Start of PROVIDED DATA
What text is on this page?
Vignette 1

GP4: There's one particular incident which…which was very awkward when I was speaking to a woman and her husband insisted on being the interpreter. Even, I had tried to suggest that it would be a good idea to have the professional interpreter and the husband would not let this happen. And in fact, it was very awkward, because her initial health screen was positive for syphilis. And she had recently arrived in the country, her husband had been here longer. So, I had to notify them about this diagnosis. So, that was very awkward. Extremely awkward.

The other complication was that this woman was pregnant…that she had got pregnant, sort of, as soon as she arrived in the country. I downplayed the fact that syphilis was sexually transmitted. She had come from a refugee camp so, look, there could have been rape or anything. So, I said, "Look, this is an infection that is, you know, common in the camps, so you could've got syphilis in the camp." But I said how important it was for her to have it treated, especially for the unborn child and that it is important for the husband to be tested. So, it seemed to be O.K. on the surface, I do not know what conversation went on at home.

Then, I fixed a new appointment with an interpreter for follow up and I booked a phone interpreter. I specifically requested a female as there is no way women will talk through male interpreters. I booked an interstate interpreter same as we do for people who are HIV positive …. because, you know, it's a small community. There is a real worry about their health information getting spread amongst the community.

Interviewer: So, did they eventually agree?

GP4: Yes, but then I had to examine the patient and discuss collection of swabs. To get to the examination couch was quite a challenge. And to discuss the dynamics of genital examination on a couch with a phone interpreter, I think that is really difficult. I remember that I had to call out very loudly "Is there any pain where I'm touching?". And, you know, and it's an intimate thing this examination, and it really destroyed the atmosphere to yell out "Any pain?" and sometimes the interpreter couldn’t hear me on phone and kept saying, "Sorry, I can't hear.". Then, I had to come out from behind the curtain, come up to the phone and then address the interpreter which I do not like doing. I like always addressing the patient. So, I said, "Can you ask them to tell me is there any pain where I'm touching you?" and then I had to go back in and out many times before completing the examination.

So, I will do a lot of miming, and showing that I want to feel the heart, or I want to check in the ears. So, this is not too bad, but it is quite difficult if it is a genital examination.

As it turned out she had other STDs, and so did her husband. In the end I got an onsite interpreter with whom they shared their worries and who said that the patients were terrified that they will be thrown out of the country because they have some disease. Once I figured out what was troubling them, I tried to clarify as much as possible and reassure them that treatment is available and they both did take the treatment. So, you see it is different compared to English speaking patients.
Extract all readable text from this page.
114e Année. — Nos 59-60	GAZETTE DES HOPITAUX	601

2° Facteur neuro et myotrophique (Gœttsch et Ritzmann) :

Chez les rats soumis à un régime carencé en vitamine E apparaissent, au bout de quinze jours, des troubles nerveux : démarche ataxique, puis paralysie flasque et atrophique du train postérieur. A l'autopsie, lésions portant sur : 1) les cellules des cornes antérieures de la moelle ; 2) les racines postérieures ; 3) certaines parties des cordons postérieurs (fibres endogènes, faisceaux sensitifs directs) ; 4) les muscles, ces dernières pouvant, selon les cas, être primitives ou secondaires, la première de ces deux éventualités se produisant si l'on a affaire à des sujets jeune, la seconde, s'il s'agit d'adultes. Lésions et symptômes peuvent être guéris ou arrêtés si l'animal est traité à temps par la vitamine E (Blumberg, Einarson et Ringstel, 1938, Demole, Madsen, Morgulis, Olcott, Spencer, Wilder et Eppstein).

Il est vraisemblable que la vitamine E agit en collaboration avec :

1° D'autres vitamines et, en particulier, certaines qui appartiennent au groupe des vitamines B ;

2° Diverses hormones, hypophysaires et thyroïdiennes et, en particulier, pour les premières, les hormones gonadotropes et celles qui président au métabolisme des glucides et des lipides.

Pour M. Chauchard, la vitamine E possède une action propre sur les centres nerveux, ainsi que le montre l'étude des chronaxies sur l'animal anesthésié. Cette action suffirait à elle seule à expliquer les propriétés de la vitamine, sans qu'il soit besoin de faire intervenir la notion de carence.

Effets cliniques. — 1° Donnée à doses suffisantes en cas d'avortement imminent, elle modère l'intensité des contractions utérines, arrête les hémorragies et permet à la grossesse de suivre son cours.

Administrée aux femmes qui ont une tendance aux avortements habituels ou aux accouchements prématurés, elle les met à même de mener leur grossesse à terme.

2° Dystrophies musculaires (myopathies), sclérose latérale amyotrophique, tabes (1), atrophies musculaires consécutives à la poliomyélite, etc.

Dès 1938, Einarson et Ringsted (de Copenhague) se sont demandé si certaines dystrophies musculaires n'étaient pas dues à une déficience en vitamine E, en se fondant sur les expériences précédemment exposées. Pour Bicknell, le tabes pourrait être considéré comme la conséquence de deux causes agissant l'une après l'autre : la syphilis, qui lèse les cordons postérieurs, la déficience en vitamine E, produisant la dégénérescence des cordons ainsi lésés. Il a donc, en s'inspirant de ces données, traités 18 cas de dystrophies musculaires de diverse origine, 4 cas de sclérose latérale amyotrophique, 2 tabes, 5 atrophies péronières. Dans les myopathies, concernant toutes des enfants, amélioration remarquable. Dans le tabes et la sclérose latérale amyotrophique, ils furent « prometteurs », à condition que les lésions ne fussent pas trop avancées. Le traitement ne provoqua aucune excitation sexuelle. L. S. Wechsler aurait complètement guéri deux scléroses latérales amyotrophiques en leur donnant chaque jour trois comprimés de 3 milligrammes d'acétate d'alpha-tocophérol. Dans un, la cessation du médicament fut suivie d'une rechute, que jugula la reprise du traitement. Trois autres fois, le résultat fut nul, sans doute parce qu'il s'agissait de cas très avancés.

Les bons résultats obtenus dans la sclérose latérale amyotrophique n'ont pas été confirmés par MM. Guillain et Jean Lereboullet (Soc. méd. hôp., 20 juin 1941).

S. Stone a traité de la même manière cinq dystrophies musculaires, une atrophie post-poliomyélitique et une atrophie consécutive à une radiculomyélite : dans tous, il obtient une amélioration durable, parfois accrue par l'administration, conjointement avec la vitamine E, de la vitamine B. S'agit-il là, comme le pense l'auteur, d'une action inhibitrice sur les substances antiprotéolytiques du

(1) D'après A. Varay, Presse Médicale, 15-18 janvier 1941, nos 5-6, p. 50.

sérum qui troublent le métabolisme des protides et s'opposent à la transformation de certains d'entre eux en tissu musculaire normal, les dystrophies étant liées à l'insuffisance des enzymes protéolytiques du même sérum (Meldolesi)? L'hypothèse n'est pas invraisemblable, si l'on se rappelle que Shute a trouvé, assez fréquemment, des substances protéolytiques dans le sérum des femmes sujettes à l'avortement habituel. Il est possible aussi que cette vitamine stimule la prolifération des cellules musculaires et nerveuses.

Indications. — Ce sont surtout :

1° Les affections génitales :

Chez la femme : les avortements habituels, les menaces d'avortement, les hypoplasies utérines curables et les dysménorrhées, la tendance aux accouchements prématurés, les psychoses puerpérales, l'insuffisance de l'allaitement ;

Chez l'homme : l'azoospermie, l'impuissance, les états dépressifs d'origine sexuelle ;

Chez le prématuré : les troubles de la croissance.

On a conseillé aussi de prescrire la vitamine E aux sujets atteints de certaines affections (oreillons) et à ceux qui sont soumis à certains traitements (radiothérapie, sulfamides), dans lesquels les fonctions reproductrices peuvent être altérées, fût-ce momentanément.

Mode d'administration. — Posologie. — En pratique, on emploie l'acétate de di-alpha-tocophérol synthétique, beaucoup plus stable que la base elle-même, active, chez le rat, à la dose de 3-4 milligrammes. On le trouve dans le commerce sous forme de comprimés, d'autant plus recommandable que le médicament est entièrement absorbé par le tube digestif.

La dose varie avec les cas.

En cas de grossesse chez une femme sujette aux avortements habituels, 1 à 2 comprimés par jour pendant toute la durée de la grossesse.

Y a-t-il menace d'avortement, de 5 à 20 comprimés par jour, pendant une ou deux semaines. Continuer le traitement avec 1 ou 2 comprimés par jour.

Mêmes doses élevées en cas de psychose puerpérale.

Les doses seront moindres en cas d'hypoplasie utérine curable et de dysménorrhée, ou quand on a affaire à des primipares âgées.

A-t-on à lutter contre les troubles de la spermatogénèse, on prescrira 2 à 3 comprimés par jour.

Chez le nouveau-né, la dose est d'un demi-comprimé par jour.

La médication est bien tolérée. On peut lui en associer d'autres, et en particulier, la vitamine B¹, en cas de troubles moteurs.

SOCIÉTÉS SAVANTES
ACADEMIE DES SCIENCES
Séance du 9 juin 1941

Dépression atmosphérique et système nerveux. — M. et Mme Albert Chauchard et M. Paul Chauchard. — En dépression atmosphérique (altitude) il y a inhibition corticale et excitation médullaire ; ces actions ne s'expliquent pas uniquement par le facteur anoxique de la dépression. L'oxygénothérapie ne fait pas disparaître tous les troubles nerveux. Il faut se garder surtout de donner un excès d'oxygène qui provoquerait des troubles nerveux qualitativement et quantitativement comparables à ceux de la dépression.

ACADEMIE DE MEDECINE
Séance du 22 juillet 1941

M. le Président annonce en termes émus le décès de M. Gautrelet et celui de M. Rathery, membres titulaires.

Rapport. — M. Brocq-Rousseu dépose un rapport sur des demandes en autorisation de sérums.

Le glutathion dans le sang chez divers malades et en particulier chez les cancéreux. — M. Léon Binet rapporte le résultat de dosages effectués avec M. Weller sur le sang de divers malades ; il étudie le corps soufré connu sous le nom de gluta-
End of PROVIDED DATA
* _PROBLEM TO WORK ON_: From the lines above, copy those that contain the word "femmes".

* _SOLUTION FOR THIS PROBLEM_:
Administrée aux femmes qui ont une tendance aux avortements habituels ou aux accouchements prématurés, elle les met à même de mener leur grossesse à terme.
sérum qui troublent le métabolisme des protides et s'opposent à la transformation de certains d'entre eux en tissu musculaire normal, les dystrophies étant liées à l'insuffisance des enzymes protéolytiques du même sérum (Meldolesi)? L'hypothèse n'est pas invraisemblable, si l'on se rappelle que Shute a trouvé, assez fréquemment, des substances protéolytiques dans le sérum des femmes sujettes à l'avortement habituel. Il est possible aussi que cette vitamine stimule la prolifération des cellules musculaires et nerveuses.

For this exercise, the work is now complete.